REQUEST
Scan the data beneath this task and copy each line that includes "plume".
# # # #
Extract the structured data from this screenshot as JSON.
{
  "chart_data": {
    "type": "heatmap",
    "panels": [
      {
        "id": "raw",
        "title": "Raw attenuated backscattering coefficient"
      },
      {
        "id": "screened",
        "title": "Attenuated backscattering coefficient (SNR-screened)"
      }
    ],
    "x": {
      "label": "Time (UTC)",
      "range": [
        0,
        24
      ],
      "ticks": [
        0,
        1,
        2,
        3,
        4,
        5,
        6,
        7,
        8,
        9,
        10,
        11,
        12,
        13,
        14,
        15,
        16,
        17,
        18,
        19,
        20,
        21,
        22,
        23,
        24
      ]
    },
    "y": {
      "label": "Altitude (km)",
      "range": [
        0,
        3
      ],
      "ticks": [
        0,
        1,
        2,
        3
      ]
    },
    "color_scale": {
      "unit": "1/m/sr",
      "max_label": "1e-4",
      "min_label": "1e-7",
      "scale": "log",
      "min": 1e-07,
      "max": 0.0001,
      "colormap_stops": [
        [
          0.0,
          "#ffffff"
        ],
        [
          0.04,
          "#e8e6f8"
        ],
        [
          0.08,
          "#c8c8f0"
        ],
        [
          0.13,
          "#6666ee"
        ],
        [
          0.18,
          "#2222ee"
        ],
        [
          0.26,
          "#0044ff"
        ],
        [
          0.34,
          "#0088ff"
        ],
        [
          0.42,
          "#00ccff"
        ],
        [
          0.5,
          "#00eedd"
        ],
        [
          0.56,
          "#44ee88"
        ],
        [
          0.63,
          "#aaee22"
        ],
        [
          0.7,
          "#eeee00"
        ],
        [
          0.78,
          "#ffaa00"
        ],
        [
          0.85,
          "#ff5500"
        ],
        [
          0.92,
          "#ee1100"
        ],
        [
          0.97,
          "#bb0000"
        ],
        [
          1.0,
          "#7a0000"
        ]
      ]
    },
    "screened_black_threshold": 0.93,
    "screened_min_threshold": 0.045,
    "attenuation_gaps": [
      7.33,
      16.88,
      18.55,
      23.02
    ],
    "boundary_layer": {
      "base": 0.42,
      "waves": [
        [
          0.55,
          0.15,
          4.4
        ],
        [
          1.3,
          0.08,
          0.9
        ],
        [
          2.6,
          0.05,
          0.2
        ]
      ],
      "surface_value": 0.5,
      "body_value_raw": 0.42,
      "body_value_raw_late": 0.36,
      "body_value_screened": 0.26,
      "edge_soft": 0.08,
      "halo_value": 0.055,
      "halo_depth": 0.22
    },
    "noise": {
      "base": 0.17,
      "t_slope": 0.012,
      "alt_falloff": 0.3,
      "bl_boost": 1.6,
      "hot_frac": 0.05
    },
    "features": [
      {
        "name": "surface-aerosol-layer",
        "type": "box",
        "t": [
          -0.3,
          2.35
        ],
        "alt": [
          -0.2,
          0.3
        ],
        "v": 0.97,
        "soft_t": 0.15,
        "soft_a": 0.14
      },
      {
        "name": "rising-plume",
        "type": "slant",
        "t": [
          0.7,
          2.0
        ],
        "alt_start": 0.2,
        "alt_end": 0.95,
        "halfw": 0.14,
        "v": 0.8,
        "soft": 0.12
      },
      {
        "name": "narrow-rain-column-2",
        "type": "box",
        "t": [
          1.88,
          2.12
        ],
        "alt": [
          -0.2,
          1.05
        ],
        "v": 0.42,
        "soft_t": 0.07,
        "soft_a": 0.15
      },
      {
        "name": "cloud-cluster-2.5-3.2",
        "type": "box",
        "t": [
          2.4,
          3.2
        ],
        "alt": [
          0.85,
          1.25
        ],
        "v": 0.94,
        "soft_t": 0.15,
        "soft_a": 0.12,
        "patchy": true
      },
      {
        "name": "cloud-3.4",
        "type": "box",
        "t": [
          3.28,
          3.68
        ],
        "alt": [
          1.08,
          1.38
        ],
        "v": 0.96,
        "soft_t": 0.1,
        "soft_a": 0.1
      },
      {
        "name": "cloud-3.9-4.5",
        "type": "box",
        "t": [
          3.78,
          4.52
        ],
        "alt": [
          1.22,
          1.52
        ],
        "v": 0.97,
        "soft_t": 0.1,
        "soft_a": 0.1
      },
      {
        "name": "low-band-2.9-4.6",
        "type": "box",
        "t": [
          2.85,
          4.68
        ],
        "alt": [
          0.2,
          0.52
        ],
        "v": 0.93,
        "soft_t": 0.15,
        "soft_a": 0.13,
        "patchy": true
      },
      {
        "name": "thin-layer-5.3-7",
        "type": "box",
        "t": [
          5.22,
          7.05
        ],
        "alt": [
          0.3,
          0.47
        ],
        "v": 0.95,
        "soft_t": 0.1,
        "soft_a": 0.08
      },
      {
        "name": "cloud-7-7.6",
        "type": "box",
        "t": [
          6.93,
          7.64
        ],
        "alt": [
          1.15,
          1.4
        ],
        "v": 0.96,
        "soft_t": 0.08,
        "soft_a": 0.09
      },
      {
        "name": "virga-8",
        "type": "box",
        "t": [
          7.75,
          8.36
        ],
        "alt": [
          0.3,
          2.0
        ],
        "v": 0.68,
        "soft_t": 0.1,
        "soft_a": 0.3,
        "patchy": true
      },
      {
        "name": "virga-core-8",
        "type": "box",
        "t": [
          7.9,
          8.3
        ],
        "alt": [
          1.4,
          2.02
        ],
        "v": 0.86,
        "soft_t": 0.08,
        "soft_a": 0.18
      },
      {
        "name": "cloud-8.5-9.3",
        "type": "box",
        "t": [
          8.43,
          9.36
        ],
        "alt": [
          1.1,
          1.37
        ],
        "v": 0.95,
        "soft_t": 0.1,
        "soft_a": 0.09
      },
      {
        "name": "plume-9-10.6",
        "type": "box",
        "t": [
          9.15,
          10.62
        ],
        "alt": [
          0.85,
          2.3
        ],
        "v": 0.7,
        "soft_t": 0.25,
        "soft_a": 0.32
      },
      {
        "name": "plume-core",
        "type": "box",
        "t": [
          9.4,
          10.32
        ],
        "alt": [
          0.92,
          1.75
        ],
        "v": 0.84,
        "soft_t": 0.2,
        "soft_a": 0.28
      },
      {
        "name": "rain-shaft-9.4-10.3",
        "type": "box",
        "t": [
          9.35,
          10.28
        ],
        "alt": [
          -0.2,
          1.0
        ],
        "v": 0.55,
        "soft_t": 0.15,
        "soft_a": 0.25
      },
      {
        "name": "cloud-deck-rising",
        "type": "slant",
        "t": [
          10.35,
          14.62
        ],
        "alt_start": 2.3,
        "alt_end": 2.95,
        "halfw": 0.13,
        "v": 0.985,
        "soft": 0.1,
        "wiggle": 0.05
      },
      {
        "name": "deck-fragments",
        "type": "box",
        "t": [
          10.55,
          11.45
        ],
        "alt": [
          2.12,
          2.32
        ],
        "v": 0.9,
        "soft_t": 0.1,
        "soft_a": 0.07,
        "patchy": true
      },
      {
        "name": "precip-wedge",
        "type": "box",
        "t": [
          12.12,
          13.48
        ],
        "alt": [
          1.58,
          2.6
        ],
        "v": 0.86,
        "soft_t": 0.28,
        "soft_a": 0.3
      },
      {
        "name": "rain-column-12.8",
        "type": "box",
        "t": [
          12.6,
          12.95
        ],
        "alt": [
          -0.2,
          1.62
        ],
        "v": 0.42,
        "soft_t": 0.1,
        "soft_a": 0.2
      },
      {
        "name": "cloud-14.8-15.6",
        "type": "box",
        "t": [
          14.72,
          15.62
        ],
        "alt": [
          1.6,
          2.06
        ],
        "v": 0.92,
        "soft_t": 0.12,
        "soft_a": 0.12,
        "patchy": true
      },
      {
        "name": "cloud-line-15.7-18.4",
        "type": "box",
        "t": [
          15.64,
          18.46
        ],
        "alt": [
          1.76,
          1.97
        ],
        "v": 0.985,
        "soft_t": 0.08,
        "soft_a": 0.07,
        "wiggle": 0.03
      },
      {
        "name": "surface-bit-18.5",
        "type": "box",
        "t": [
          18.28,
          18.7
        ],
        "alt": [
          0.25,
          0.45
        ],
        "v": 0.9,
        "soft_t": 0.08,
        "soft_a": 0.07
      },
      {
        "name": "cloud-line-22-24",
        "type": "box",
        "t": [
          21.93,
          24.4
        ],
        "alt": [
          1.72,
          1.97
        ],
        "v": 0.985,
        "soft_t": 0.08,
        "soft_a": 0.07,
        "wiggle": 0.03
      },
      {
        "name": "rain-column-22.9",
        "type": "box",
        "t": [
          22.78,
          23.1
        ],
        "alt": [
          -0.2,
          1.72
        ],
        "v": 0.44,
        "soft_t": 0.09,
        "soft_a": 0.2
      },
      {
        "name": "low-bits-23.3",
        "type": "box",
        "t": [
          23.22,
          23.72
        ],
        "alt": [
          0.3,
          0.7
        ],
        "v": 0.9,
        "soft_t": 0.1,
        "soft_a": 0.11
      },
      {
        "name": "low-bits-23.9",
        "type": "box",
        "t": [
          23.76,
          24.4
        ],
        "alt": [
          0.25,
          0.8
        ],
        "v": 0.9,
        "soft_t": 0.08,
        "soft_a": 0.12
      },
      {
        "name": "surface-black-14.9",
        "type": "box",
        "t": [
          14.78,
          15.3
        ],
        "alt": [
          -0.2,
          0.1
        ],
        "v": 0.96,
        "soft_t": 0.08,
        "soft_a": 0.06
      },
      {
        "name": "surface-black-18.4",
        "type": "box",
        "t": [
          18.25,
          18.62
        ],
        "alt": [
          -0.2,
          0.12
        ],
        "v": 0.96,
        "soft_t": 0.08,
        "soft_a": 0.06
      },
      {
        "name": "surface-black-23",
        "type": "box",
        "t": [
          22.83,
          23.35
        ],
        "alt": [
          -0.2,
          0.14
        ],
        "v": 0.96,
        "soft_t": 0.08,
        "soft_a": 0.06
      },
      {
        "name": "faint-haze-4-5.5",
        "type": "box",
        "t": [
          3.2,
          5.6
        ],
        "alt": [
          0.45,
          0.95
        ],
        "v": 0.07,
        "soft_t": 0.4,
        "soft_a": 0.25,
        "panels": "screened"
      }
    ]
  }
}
# # # #
EXERCISE RESULT
        "name": "rising-plume",
        "name": "plume-9-10.6",
        "name": "plume-core",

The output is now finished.